[Raw records]

↓↓↓

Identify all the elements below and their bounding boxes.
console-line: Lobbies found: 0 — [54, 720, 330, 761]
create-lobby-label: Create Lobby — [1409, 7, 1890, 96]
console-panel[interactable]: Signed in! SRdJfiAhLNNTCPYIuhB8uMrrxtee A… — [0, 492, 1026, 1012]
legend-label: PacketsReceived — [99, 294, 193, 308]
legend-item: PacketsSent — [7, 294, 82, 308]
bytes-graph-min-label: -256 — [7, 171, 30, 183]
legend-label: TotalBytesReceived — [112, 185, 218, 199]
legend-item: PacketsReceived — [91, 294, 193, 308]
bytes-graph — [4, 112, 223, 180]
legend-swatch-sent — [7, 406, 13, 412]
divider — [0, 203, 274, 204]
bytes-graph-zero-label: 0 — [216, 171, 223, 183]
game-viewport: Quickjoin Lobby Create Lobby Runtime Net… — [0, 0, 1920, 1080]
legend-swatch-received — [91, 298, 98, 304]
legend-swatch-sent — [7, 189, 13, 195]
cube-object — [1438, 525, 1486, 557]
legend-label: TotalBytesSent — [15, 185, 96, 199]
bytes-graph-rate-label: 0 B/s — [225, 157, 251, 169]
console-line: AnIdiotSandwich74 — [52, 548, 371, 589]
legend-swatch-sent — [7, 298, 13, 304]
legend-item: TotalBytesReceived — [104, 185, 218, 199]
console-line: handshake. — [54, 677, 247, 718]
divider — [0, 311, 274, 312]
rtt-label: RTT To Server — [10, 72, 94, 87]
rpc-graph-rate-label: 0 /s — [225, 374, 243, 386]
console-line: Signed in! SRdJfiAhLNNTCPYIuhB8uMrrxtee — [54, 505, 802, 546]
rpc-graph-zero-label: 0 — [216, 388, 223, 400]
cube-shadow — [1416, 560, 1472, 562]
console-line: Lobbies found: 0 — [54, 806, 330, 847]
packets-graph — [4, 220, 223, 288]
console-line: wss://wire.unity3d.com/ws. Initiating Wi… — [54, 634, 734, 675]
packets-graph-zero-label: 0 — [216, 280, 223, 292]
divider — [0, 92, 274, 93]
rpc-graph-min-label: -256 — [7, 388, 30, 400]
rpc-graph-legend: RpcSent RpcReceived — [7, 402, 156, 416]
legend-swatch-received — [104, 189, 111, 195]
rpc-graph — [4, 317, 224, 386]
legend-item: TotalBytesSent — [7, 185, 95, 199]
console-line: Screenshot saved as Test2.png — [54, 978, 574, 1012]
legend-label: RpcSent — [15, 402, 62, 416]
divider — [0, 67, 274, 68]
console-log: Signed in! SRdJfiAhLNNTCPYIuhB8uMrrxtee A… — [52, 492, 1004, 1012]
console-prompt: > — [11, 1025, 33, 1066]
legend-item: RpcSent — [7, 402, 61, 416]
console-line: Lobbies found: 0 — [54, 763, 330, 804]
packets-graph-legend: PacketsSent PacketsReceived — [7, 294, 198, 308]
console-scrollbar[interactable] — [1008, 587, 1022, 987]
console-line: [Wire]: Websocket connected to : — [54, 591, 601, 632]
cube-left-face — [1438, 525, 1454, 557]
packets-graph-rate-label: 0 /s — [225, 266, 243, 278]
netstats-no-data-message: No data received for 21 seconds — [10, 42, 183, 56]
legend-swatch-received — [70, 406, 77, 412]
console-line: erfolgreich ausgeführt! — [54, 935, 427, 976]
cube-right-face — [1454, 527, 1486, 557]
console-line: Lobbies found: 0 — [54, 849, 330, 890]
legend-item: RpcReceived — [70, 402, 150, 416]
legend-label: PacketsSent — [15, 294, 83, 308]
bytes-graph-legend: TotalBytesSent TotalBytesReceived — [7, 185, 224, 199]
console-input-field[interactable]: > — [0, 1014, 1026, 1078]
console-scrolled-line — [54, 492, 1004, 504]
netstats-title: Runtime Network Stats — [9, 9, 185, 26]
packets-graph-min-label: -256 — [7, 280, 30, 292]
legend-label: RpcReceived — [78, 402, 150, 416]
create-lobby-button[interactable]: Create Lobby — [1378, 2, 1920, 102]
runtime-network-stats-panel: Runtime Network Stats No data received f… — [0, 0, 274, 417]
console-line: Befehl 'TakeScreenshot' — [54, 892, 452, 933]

↑↑↑

# GOAL
Print every line of the entries above, unchanged and in the same order.

# ANSWER TO THIS EXERCISE
Identify all the elements below and their bounding boxes.
console-line: Lobbies found: 0 — [54, 720, 330, 761]
create-lobby-label: Create Lobby — [1409, 7, 1890, 96]
console-panel[interactable]: Signed in! SRdJfiAhLNNTCPYIuhB8uMrrxtee A… — [0, 492, 1026, 1012]
legend-label: PacketsReceived — [99, 294, 193, 308]
legend-item: PacketsSent — [7, 294, 82, 308]
bytes-graph-min-label: -256 — [7, 171, 30, 183]
legend-label: TotalBytesReceived — [112, 185, 218, 199]
legend-item: PacketsReceived — [91, 294, 193, 308]
bytes-graph — [4, 112, 223, 180]
legend-swatch-sent — [7, 406, 13, 412]
divider — [0, 203, 274, 204]
bytes-graph-zero-label: 0 — [216, 171, 223, 183]
game-viewport: Quickjoin Lobby Create Lobby Runtime Net… — [0, 0, 1920, 1080]
legend-swatch-received — [91, 298, 98, 304]
legend-swatch-sent — [7, 189, 13, 195]
cube-object — [1438, 525, 1486, 557]
legend-label: TotalBytesSent — [15, 185, 96, 199]
bytes-graph-rate-label: 0 B/s — [225, 157, 251, 169]
console-line: AnIdiotSandwich74 — [52, 548, 371, 589]
legend-swatch-sent — [7, 298, 13, 304]
legend-item: TotalBytesReceived — [104, 185, 218, 199]
console-line: handshake. — [54, 677, 247, 718]
divider — [0, 311, 274, 312]
rtt-label: RTT To Server — [10, 72, 94, 87]
rpc-graph-rate-label: 0 /s — [225, 374, 243, 386]
console-line: Signed in! SRdJfiAhLNNTCPYIuhB8uMrrxtee — [54, 505, 802, 546]
rpc-graph-zero-label: 0 — [216, 388, 223, 400]
cube-shadow — [1416, 560, 1472, 562]
console-line: Lobbies found: 0 — [54, 806, 330, 847]
packets-graph — [4, 220, 223, 288]
console-line: wss://wire.unity3d.com/ws. Initiating Wi… — [54, 634, 734, 675]
packets-graph-zero-label: 0 — [216, 280, 223, 292]
divider — [0, 92, 274, 93]
rpc-graph-min-label: -256 — [7, 388, 30, 400]
rpc-graph-legend: RpcSent RpcReceived — [7, 402, 156, 416]
legend-swatch-received — [104, 189, 111, 195]
rpc-graph — [4, 317, 224, 386]
legend-item: TotalBytesSent — [7, 185, 95, 199]
console-line: Screenshot saved as Test2.png — [54, 978, 574, 1012]
legend-label: RpcSent — [15, 402, 62, 416]
divider — [0, 67, 274, 68]
console-log: Signed in! SRdJfiAhLNNTCPYIuhB8uMrrxtee A… — [52, 492, 1004, 1012]
console-prompt: > — [11, 1025, 33, 1066]
legend-item: RpcSent — [7, 402, 61, 416]
console-line: Lobbies found: 0 — [54, 763, 330, 804]
packets-graph-legend: PacketsSent PacketsReceived — [7, 294, 198, 308]
console-scrollbar[interactable] — [1008, 587, 1022, 987]
console-line: [Wire]: Websocket connected to : — [54, 591, 601, 632]
cube-left-face — [1438, 525, 1454, 557]
packets-graph-rate-label: 0 /s — [225, 266, 243, 278]
netstats-no-data-message: No data received for 21 seconds — [10, 42, 183, 56]
legend-swatch-received — [70, 406, 77, 412]
console-line: erfolgreich ausgeführt! — [54, 935, 427, 976]
cube-right-face — [1454, 527, 1486, 557]
console-line: Lobbies found: 0 — [54, 849, 330, 890]
legend-item: RpcReceived — [70, 402, 150, 416]
legend-label: PacketsSent — [15, 294, 83, 308]
bytes-graph-legend: TotalBytesSent TotalBytesReceived — [7, 185, 224, 199]
console-input-field[interactable]: > — [0, 1014, 1026, 1078]
console-scrolled-line — [54, 492, 1004, 504]
netstats-title: Runtime Network Stats — [9, 9, 185, 26]
packets-graph-min-label: -256 — [7, 280, 30, 292]
legend-label: RpcReceived — [78, 402, 150, 416]
create-lobby-button[interactable]: Create Lobby — [1378, 2, 1920, 102]
runtime-network-stats-panel: Runtime Network Stats No data received f… — [0, 0, 274, 417]
console-line: Befehl 'TakeScreenshot' — [54, 892, 452, 933]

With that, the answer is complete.